- [YOUR OBJECTIVE] Copy out the lines that have "中国表面工程" in them.

[Saved data entries]
★ ★ ★ ★ ★
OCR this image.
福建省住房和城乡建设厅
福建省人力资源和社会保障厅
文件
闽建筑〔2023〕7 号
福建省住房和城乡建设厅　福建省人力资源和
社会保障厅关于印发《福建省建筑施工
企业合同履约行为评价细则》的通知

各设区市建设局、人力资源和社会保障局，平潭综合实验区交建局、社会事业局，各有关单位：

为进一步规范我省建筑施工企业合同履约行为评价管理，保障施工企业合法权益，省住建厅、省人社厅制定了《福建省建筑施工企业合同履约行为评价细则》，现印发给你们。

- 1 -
★ ★ ★ ★ ★
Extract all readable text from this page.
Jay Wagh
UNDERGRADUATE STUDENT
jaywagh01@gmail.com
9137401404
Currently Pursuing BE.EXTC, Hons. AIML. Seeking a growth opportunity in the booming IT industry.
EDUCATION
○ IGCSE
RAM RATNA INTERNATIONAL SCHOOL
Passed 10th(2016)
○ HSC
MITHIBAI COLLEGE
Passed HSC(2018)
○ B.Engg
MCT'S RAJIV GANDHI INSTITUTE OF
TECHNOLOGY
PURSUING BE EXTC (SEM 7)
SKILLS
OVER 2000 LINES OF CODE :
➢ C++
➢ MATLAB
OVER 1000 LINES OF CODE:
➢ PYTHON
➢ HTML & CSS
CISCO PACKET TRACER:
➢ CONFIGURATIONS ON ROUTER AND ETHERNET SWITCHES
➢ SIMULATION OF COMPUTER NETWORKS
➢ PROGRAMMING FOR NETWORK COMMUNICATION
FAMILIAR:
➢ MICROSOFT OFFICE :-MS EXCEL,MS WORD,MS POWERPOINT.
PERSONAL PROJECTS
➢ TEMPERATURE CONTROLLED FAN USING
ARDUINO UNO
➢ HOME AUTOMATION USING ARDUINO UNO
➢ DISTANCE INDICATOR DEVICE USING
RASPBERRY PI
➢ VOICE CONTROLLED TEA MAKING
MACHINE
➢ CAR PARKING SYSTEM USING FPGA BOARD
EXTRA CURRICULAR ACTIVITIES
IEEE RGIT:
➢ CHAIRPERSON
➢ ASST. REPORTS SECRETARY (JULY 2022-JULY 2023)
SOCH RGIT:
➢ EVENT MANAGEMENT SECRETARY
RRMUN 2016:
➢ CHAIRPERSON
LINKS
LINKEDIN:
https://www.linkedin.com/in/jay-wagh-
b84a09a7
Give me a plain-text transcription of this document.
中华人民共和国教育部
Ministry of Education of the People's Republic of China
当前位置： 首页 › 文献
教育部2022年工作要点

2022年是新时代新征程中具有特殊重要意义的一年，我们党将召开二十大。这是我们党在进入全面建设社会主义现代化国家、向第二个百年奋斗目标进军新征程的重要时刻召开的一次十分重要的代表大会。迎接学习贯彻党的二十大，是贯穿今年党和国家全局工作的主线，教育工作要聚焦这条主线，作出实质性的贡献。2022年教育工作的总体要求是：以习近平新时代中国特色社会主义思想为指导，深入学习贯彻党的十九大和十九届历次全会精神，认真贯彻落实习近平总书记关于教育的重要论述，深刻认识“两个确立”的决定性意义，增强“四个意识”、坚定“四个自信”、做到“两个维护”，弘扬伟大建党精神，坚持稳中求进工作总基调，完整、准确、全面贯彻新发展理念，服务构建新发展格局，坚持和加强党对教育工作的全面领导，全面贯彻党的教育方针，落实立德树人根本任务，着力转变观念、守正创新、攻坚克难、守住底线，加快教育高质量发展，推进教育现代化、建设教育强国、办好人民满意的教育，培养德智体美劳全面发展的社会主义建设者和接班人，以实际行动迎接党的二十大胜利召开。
★ ★ ★ ★ ★
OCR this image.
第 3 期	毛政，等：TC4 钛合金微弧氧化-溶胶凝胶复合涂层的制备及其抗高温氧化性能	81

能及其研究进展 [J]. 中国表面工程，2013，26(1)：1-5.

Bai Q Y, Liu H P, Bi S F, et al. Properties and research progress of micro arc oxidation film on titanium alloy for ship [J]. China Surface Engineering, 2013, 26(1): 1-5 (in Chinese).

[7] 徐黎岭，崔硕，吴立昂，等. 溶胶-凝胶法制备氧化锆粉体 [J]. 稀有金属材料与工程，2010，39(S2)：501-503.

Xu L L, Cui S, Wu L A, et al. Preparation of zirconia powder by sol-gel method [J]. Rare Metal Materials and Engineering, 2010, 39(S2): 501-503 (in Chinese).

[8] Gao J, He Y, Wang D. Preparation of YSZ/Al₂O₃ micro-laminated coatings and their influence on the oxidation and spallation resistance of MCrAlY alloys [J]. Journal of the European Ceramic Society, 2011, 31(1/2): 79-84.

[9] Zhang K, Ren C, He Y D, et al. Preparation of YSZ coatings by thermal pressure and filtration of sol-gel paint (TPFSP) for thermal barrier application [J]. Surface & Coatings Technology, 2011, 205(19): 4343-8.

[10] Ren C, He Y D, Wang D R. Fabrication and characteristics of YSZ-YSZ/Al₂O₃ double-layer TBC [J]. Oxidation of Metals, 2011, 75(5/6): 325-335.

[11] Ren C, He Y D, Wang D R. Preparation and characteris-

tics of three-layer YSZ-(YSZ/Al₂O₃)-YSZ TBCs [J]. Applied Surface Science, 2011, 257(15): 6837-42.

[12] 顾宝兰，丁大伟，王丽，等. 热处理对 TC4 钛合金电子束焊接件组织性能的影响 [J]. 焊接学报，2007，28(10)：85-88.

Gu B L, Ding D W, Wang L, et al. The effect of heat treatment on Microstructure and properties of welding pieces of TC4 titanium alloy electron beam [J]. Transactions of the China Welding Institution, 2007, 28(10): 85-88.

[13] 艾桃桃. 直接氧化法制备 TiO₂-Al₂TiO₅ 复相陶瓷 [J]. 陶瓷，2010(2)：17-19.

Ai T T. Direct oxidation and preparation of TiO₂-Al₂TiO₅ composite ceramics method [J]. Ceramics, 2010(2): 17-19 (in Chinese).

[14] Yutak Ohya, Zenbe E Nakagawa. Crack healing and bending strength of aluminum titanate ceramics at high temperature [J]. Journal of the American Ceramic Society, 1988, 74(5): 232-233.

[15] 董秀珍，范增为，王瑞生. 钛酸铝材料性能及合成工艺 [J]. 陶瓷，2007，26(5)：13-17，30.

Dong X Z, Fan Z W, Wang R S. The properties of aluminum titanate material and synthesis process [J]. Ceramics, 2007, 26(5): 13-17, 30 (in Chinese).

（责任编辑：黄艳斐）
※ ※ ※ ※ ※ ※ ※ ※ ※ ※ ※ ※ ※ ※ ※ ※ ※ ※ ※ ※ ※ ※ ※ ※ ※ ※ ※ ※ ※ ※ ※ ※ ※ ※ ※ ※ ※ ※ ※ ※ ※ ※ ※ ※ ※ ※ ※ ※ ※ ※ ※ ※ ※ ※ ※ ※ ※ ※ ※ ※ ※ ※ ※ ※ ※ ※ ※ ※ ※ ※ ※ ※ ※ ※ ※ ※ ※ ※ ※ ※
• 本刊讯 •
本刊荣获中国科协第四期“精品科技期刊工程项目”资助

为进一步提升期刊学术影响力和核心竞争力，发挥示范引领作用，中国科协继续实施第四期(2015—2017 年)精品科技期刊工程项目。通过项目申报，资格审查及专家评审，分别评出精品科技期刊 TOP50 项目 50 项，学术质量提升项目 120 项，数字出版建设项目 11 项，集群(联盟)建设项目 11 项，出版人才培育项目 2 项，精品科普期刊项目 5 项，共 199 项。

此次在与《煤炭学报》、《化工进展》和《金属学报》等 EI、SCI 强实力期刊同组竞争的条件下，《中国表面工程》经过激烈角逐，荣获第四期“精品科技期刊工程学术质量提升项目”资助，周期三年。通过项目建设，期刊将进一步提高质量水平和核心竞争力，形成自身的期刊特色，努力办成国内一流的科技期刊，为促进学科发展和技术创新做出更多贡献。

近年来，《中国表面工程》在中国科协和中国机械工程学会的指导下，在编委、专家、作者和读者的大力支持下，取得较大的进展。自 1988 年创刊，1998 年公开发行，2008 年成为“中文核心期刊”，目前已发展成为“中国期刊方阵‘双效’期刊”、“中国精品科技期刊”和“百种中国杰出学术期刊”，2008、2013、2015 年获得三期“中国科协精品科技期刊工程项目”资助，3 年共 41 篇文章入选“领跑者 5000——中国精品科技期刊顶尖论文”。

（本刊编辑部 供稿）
★ ★ ★ ★ ★
- [RESULT]
能及其研究进展 [J]. 中国表面工程，2013，26(1)：1-5.
此次在与《煤炭学报》、《化工进展》和《金属学报》等 EI、SCI 强实力期刊同组竞争的条件下，《中国表面工程》经过激烈角逐，荣获第四期“精品科技期刊工程学术质量提升项目”资助，周期三年。通过项目建设，期刊将进一步提高质量水平和核心竞争力，形成自身的期刊特色，努力办成国内一流的科技期刊，为促进学科发展和技术创新做出更多贡献。
近年来，《中国表面工程》在中国科协和中国机械工程学会的指导下，在编委、专家、作者和读者的大力支持下，取得较大的进展。自 1988 年创刊，1998 年公开发行，2008 年成为“中文核心期刊”，目前已发展成为“中国期刊方阵‘双效’期刊”、“中国精品科技期刊”和“百种中国杰出学术期刊”，2008、2013、2015 年获得三期“中国科协精品科技期刊工程项目”资助，3 年共 41 篇文章入选“领跑者 5000——中国精品科技期刊顶尖论文”。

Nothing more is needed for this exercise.